> _Document text_:
[Start of Attachment]

The trick is using wkt, I will simplify the geometry without losing any visual data, for example:

Instead of showing all the points, I will just group the points in the same order and colour as a line, as you can see from 14 rows of data, it is reduced to 5 rows, and the visual representation is the same, it is like sampling, but we keep the exact shape of the data.

Now in PowerBI, all we need to do is to automatically group those points together, turn out the solution was very easy using Rankx, keep in mind the wkt is dynamic for every update, I get a new geometry

After that I just added some calculated columns to create the wkt format

For a point, POINT (X Y)

For a line, STRINLINE (start_X start_Y,finish_X finish_Y)

Keep in mind you can create polygons too, but the DAX become more complex (maybe for another blog)

you can create the wkt file in QGIS very easily but as my data change daily, it was not practical

And here is the final result

The number or rows were reduced from 3528 to 218

That make a massive difference in PowerBI service, my real data is 58K rows and I can’t tell how much I was happy when finaly it worked in the service,not only that, but the total rows using wkt keep decreasing when I do more updates 🙂

There is a catch though, unfortunately as of Dec 2019, only R and Python script can render wkt geometry, there is a new custom visual by @james dales, but it is in a private beta and has some limitation on colors by category. ( icon map support color per category now)

You can download the pbix file here

I hope that in 2020, Microsoft invest more on improving the Maps offering in PowerBI , and optimize R and Python scripts on the service, I am very optimistic

with the new ICON map my use case is fully solved 🙂

Load Raster tiles to PowerBI Data Model using R

In a previous blog, I showed how to use PowerBI to generate high quality print maps, with a caveat that the R script does not work in the Service unless all the packages are supported (the desktop use your local R install, so no limitation here)

I am a huge fan of ceramic, for me it shows the best of R philosophy, it does one thing and do it very well, you give it coordinated and it will give you back raster tiles.

[End of Attachment]

> _How to complete this task_:
Answer these from the text on wkt in PowerBI:
(a) Which function made grouping the points easy?
(b) In the final result, from how many rows to how many were the rows reduced?
(c) As of Dec 2019, what was the only way to render wkt geometry?
You can set the items aside.

> _Recorded data_:
[Start of Attachment]

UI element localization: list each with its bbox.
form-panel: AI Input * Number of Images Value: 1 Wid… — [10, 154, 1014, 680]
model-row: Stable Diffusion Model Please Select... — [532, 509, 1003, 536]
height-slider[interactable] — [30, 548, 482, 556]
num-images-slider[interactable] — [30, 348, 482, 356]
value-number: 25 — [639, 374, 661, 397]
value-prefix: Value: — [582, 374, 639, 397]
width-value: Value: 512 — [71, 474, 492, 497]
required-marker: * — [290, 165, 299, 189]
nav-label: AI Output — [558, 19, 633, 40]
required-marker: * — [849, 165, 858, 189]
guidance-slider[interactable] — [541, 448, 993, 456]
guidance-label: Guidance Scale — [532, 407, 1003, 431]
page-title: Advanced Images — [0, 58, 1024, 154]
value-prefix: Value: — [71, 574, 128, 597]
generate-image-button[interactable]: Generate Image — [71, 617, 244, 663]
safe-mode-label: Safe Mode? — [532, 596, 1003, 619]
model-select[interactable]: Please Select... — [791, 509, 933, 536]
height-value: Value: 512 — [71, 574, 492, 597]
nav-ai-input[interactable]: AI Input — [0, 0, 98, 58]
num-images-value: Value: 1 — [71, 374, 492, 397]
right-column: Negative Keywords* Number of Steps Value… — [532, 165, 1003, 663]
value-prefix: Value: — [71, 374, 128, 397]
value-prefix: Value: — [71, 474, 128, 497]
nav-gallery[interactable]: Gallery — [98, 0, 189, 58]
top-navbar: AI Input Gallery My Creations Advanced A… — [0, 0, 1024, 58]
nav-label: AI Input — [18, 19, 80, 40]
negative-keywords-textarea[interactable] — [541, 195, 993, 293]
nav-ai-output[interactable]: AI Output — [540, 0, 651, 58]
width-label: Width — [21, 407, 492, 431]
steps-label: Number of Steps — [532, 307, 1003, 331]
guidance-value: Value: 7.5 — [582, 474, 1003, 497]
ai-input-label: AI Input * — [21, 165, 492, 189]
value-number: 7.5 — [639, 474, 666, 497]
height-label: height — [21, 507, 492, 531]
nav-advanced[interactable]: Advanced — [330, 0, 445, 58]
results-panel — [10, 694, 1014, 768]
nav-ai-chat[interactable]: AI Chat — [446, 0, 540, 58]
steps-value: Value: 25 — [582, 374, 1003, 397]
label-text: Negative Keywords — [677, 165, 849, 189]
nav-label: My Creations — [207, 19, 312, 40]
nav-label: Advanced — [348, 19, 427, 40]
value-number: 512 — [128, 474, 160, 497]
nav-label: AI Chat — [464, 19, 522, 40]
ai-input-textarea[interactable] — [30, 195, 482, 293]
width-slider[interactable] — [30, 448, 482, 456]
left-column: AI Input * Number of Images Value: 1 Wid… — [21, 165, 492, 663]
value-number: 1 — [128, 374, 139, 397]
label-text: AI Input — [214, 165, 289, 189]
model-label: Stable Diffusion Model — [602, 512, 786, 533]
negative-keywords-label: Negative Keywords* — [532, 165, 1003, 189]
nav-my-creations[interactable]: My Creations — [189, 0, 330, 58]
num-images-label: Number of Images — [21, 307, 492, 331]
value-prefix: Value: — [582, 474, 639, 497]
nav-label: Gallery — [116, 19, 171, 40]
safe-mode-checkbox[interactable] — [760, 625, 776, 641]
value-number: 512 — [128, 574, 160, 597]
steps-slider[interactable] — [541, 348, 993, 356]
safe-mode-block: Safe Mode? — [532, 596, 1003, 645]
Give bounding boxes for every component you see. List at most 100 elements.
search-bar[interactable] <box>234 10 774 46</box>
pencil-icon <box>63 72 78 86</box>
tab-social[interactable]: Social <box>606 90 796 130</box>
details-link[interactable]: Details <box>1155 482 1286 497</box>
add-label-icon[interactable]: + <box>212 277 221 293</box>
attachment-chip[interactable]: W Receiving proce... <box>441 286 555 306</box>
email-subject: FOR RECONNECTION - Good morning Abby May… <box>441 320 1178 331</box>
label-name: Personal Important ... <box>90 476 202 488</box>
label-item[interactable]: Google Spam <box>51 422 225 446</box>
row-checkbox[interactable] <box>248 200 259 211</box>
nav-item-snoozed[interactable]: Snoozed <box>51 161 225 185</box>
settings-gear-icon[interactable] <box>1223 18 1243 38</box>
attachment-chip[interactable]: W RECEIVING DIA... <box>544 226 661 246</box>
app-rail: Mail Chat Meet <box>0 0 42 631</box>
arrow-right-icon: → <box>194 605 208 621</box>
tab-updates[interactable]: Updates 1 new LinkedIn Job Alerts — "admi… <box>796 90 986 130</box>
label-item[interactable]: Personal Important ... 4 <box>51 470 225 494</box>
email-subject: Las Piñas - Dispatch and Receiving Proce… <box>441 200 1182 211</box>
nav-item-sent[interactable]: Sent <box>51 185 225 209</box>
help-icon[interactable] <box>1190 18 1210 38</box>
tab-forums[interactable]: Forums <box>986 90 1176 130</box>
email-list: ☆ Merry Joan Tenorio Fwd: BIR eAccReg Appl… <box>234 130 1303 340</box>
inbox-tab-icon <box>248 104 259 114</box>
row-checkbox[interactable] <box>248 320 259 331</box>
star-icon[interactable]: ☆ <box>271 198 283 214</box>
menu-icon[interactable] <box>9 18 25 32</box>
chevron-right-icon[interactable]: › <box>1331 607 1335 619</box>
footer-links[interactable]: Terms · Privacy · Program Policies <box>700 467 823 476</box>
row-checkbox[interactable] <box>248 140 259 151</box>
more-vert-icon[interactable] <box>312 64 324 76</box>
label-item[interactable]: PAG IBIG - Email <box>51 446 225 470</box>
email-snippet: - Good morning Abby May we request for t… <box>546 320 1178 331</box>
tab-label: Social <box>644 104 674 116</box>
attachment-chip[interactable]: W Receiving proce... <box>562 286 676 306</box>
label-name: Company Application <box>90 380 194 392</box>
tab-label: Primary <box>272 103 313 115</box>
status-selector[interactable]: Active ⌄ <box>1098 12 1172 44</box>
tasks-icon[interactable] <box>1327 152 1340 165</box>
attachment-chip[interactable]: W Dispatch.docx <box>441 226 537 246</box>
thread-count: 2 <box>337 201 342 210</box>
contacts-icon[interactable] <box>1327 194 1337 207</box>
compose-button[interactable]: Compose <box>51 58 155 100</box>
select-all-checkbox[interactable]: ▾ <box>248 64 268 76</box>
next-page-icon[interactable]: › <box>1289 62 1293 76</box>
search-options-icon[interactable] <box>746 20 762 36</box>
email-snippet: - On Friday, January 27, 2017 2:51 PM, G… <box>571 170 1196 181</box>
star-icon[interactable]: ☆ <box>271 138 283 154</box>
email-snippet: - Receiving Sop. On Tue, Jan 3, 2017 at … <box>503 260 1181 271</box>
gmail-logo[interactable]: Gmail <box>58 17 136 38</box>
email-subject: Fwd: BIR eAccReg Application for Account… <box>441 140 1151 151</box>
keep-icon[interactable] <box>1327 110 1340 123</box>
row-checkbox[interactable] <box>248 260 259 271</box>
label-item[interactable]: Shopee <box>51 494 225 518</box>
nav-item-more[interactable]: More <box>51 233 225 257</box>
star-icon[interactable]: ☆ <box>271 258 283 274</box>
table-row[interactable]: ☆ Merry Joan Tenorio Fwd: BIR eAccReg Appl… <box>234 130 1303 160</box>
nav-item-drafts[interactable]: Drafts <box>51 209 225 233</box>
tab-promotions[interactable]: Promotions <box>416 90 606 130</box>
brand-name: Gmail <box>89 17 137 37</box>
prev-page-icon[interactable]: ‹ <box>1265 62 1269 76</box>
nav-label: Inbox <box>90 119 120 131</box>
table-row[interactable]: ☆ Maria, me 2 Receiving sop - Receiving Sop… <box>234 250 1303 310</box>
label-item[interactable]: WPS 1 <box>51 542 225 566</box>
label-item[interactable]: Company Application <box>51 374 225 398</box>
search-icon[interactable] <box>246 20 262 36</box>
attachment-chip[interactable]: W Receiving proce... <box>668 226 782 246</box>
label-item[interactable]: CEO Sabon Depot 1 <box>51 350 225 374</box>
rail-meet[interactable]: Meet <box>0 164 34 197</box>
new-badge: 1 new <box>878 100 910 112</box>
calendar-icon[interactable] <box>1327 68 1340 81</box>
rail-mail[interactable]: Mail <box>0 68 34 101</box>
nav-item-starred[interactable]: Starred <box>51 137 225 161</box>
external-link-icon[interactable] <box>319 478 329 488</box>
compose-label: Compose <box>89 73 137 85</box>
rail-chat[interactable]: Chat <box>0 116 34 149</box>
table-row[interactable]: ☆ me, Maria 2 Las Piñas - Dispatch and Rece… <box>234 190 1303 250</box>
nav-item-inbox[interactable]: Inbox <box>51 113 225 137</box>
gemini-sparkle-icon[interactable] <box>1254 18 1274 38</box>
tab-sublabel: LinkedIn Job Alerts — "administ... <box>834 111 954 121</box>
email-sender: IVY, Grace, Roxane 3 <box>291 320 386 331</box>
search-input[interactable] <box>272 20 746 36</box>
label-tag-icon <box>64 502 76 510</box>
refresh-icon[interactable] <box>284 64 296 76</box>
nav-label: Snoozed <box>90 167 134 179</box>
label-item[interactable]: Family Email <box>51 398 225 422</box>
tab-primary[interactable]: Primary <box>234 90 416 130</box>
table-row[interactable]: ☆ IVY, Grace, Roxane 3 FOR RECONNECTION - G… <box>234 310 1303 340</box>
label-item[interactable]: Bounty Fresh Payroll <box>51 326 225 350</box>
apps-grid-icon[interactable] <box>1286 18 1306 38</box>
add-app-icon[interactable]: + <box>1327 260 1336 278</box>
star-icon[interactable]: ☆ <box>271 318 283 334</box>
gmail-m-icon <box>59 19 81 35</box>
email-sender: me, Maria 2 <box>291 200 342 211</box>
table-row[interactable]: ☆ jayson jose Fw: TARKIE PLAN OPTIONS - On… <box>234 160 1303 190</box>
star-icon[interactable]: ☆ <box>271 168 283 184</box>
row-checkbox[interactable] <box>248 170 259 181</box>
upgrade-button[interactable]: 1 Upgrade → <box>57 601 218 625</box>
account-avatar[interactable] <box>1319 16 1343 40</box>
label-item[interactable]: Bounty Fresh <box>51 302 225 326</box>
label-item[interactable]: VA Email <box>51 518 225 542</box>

[End of Attachment]

> _Answer box_:
(a) Rankx
(b) From 3528 to 218
(c) R and Python script